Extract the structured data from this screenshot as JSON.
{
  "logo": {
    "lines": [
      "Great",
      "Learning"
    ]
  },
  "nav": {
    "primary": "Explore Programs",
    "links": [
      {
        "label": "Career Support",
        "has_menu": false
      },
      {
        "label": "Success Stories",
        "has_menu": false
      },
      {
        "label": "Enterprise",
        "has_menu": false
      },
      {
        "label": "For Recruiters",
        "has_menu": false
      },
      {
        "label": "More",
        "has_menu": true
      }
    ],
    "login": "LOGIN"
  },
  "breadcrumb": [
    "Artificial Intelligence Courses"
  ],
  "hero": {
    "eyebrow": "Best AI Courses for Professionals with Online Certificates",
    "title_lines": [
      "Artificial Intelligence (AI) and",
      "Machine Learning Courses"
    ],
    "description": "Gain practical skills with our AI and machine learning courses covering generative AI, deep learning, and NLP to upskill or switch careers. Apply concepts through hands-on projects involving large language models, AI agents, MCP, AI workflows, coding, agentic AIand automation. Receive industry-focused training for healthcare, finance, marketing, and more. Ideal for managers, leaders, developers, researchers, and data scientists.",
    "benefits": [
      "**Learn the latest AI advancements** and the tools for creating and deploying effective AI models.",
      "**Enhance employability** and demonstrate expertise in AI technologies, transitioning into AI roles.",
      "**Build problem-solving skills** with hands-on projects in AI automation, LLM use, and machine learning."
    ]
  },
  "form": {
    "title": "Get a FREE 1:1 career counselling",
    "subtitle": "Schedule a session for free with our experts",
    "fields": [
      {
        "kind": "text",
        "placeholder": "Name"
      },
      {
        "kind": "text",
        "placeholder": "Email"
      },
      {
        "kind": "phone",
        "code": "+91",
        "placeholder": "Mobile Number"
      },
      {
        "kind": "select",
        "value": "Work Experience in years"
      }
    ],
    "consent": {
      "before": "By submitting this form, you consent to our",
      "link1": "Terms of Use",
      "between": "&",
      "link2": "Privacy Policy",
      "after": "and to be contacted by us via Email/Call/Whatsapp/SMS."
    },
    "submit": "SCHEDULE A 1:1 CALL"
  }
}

● Prompt: Report only the number of lines that hold the word "projects".

● Correct response: 2